[Data entries]
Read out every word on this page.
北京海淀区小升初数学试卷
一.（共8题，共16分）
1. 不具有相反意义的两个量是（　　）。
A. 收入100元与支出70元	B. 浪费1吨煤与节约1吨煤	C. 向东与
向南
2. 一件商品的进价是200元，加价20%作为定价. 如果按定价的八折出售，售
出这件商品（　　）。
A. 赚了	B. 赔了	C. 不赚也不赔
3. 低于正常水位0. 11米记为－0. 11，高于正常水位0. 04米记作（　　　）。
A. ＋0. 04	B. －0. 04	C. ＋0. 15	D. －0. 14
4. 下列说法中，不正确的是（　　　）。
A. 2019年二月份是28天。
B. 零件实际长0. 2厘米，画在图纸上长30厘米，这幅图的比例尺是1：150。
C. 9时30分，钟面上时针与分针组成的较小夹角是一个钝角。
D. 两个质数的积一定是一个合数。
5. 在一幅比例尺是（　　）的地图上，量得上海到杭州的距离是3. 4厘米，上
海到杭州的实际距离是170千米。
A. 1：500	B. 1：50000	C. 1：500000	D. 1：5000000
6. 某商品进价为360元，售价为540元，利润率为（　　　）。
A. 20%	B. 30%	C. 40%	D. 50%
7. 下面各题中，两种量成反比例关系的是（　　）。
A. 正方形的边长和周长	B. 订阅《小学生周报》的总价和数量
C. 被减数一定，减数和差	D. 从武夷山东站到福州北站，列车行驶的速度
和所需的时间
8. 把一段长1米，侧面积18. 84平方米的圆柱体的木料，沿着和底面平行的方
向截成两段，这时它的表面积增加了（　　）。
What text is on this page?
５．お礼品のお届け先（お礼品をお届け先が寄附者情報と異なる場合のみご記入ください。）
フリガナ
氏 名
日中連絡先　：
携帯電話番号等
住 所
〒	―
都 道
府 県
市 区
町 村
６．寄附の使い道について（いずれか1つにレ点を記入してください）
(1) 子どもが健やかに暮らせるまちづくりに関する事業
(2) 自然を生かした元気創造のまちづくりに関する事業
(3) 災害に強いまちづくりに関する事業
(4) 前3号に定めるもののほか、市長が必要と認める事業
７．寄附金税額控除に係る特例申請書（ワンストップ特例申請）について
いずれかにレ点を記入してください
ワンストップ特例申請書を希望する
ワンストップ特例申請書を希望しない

:: To do ::
Extract every line that has the string "page" in it.

:: Result of this exercise ::
Read out every word on this page.
What text is on this page?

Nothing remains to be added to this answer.